Rows from a figure dataset
— Begin —
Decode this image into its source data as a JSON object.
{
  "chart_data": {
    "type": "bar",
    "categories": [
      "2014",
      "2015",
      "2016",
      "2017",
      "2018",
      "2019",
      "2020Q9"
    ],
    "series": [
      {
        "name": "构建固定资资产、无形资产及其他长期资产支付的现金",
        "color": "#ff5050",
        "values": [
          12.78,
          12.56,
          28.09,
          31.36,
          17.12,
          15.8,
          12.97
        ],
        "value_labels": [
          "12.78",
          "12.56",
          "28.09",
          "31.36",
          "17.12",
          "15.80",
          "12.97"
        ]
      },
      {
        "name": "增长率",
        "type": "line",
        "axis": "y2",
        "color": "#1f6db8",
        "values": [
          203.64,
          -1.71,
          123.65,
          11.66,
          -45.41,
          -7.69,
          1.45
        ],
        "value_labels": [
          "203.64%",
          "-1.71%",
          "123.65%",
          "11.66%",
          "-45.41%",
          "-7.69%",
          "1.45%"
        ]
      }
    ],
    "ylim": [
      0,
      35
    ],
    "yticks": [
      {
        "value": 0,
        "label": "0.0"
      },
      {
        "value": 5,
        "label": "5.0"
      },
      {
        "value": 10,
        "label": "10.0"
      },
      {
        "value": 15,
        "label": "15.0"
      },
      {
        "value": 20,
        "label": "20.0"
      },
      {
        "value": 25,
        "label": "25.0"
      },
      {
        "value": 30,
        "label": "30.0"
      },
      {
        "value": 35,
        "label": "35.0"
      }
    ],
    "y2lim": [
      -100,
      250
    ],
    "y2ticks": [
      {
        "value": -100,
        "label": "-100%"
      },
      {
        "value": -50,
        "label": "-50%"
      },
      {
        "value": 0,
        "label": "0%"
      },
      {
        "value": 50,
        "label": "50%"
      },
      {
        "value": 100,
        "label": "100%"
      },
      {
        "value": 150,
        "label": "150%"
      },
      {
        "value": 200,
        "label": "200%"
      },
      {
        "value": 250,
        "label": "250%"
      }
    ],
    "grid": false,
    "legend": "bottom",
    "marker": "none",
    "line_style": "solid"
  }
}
— End —
Instructions to follow
Copy all the lines, exactly.

Task output
Decode this image into its source data as a JSON object.
{
  "chart_data": {
    "type": "bar",
    "categories": [
      "2014",
      "2015",
      "2016",
      "2017",
      "2018",
      "2019",
      "2020Q9"
    ],
    "series": [
      {
        "name": "构建固定资资产、无形资产及其他长期资产支付的现金",
        "color": "#ff5050",
        "values": [
          12.78,
          12.56,
          28.09,
          31.36,
          17.12,
          15.8,
          12.97
        ],
        "value_labels": [
          "12.78",
          "12.56",
          "28.09",
          "31.36",
          "17.12",
          "15.80",
          "12.97"
        ]
      },
      {
        "name": "增长率",
        "type": "line",
        "axis": "y2",
        "color": "#1f6db8",
        "values": [
          203.64,
          -1.71,
          123.65,
          11.66,
          -45.41,
          -7.69,
          1.45
        ],
        "value_labels": [
          "203.64%",
          "-1.71%",
          "123.65%",
          "11.66%",
          "-45.41%",
          "-7.69%",
          "1.45%"
        ]
      }
    ],
    "ylim": [
      0,
      35
    ],
    "yticks": [
      {
        "value": 0,
        "label": "0.0"
      },
      {
        "value": 5,
        "label": "5.0"
      },
      {
        "value": 10,
        "label": "10.0"
      },
      {
        "value": 15,
        "label": "15.0"
      },
      {
        "value": 20,
        "label": "20.0"
      },
      {
        "value": 25,
        "label": "25.0"
      },
      {
        "value": 30,
        "label": "30.0"
      },
      {
        "value": 35,
        "label": "35.0"
      }
    ],
    "y2lim": [
      -100,
      250
    ],
    "y2ticks": [
      {
        "value": -100,
        "label": "-100%"
      },
      {
        "value": -50,
        "label": "-50%"
      },
      {
        "value": 0,
        "label": "0%"
      },
      {
        "value": 50,
        "label": "50%"
      },
      {
        "value": 100,
        "label": "100%"
      },
      {
        "value": 150,
        "label": "150%"
      },
      {
        "value": 200,
        "label": "200%"
      },
      {
        "value": 250,
        "label": "250%"
      }
    ],
    "grid": false,
    "legend": "bottom",
    "marker": "none",
    "line_style": "solid"
  }
}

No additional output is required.